Set exercise ▸
What follows is a listing; restate every line of it word for word.

─── Dataset ───

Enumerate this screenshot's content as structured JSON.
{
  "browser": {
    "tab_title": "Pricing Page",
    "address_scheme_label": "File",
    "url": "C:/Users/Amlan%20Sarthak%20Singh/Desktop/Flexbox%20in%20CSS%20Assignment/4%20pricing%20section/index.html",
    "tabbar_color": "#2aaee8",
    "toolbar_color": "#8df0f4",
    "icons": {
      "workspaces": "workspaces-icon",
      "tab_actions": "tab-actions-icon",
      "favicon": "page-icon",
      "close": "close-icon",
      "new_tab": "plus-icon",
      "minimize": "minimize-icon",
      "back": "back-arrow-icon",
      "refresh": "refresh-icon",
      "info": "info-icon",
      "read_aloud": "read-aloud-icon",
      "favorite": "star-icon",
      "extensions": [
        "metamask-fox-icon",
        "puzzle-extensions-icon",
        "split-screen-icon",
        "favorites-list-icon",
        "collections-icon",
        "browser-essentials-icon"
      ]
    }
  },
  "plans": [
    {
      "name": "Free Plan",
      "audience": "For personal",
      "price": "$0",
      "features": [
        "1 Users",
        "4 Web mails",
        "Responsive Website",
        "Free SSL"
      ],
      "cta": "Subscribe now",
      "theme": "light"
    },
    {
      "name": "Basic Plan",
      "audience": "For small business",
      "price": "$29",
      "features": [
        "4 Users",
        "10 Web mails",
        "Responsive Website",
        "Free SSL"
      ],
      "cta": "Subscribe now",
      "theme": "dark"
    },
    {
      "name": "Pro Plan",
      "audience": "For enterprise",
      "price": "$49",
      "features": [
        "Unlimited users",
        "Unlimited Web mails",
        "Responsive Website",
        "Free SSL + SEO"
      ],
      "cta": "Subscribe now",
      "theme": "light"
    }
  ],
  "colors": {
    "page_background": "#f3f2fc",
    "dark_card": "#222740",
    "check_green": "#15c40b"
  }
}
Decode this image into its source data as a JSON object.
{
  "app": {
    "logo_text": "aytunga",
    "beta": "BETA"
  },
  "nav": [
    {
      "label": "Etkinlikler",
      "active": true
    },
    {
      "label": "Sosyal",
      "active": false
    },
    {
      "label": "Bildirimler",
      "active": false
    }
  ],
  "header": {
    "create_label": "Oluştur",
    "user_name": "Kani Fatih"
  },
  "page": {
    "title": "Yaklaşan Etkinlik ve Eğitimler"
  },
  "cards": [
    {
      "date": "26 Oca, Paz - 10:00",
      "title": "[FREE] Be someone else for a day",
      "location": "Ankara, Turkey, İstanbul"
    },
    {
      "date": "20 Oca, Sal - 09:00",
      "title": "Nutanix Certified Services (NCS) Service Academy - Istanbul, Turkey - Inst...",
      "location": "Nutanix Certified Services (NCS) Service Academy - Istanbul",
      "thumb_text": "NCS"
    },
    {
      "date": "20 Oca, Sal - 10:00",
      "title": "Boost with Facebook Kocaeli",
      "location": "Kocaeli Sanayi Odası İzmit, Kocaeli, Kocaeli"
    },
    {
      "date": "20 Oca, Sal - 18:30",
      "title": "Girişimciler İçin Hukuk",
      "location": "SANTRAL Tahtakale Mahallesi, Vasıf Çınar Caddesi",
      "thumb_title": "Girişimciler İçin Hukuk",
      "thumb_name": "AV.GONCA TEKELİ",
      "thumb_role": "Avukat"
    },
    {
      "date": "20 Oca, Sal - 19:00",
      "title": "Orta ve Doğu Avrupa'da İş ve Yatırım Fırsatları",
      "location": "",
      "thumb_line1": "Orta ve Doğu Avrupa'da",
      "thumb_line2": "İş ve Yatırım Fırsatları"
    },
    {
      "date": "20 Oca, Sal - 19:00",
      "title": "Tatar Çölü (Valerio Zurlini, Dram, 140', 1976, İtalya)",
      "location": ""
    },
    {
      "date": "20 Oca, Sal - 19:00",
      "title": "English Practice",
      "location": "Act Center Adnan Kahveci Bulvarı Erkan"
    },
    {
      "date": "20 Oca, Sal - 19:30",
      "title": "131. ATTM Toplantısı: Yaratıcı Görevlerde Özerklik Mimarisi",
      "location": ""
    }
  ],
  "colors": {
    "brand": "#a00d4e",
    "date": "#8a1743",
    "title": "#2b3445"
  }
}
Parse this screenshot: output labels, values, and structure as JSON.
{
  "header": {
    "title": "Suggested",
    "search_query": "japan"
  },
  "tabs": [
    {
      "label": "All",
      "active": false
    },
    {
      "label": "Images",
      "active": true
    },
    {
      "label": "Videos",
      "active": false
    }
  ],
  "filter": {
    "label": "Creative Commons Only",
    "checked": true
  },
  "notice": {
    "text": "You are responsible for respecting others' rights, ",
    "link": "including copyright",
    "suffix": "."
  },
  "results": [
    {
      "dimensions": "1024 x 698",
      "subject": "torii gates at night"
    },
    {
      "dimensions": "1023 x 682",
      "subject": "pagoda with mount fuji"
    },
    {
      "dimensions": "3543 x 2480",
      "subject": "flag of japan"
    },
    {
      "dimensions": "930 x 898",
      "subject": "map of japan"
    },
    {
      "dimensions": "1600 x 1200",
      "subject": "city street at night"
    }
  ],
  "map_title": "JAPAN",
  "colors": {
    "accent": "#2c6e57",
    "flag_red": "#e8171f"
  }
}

───

Worked answer ▸
Enumerate this screenshot's content as structured JSON.
{
  "browser": {
    "tab_title": "Pricing Page",
    "address_scheme_label": "File",
    "url": "C:/Users/Amlan%20Sarthak%20Singh/Desktop/Flexbox%20in%20CSS%20Assignment/4%20pricing%20section/index.html",
    "tabbar_color": "#2aaee8",
    "toolbar_color": "#8df0f4",
    "icons": {
      "workspaces": "workspaces-icon",
      "tab_actions": "tab-actions-icon",
      "favicon": "page-icon",
      "close": "close-icon",
      "new_tab": "plus-icon",
      "minimize": "minimize-icon",
      "back": "back-arrow-icon",
      "refresh": "refresh-icon",
      "info": "info-icon",
      "read_aloud": "read-aloud-icon",
      "favorite": "star-icon",
      "extensions": [
        "metamask-fox-icon",
        "puzzle-extensions-icon",
        "split-screen-icon",
        "favorites-list-icon",
        "collections-icon",
        "browser-essentials-icon"
      ]
    }
  },
  "plans": [
    {
      "name": "Free Plan",
      "audience": "For personal",
      "price": "$0",
      "features": [
        "1 Users",
        "4 Web mails",
        "Responsive Website",
        "Free SSL"
      ],
      "cta": "Subscribe now",
      "theme": "light"
    },
    {
      "name": "Basic Plan",
      "audience": "For small business",
      "price": "$29",
      "features": [
        "4 Users",
        "10 Web mails",
        "Responsive Website",
        "Free SSL"
      ],
      "cta": "Subscribe now",
      "theme": "dark"
    },
    {
      "name": "Pro Plan",
      "audience": "For enterprise",
      "price": "$49",
      "features": [
        "Unlimited users",
        "Unlimited Web mails",
        "Responsive Website",
        "Free SSL + SEO"
      ],
      "cta": "Subscribe now",
      "theme": "light"
    }
  ],
  "colors": {
    "page_background": "#f3f2fc",
    "dark_card": "#222740",
    "check_green": "#15c40b"
  }
}
Decode this image into its source data as a JSON object.
{
  "app": {
    "logo_text": "aytunga",
    "beta": "BETA"
  },
  "nav": [
    {
      "label": "Etkinlikler",
      "active": true
    },
    {
      "label": "Sosyal",
      "active": false
    },
    {
      "label": "Bildirimler",
      "active": false
    }
  ],
  "header": {
    "create_label": "Oluştur",
    "user_name": "Kani Fatih"
  },
  "page": {
    "title": "Yaklaşan Etkinlik ve Eğitimler"
  },
  "cards": [
    {
      "date": "26 Oca, Paz - 10:00",
      "title": "[FREE] Be someone else for a day",
      "location": "Ankara, Turkey, İstanbul"
    },
    {
      "date": "20 Oca, Sal - 09:00",
      "title": "Nutanix Certified Services (NCS) Service Academy - Istanbul, Turkey - Inst...",
      "location": "Nutanix Certified Services (NCS) Service Academy - Istanbul",
      "thumb_text": "NCS"
    },
    {
      "date": "20 Oca, Sal - 10:00",
      "title": "Boost with Facebook Kocaeli",
      "location": "Kocaeli Sanayi Odası İzmit, Kocaeli, Kocaeli"
    },
    {
      "date": "20 Oca, Sal - 18:30",
      "title": "Girişimciler İçin Hukuk",
      "location": "SANTRAL Tahtakale Mahallesi, Vasıf Çınar Caddesi",
      "thumb_title": "Girişimciler İçin Hukuk",
      "thumb_name": "AV.GONCA TEKELİ",
      "thumb_role": "Avukat"
    },
    {
      "date": "20 Oca, Sal - 19:00",
      "title": "Orta ve Doğu Avrupa'da İş ve Yatırım Fırsatları",
      "location": "",
      "thumb_line1": "Orta ve Doğu Avrupa'da",
      "thumb_line2": "İş ve Yatırım Fırsatları"
    },
    {
      "date": "20 Oca, Sal - 19:00",
      "title": "Tatar Çölü (Valerio Zurlini, Dram, 140', 1976, İtalya)",
      "location": ""
    },
    {
      "date": "20 Oca, Sal - 19:00",
      "title": "English Practice",
      "location": "Act Center Adnan Kahveci Bulvarı Erkan"
    },
    {
      "date": "20 Oca, Sal - 19:30",
      "title": "131. ATTM Toplantısı: Yaratıcı Görevlerde Özerklik Mimarisi",
      "location": ""
    }
  ],
  "colors": {
    "brand": "#a00d4e",
    "date": "#8a1743",
    "title": "#2b3445"
  }
}
Parse this screenshot: output labels, values, and structure as JSON.
{
  "header": {
    "title": "Suggested",
    "search_query": "japan"
  },
  "tabs": [
    {
      "label": "All",
      "active": false
    },
    {
      "label": "Images",
      "active": true
    },
    {
      "label": "Videos",
      "active": false
    }
  ],
  "filter": {
    "label": "Creative Commons Only",
    "checked": true
  },
  "notice": {
    "text": "You are responsible for respecting others' rights, ",
    "link": "including copyright",
    "suffix": "."
  },
  "results": [
    {
      "dimensions": "1024 x 698",
      "subject": "torii gates at night"
    },
    {
      "dimensions": "1023 x 682",
      "subject": "pagoda with mount fuji"
    },
    {
      "dimensions": "3543 x 2480",
      "subject": "flag of japan"
    },
    {
      "dimensions": "930 x 898",
      "subject": "map of japan"
    },
    {
      "dimensions": "1600 x 1200",
      "subject": "city street at night"
    }
  ],
  "map_title": "JAPAN",
  "colors": {
    "accent": "#2c6e57",
    "flag_red": "#e8171f"
  }
}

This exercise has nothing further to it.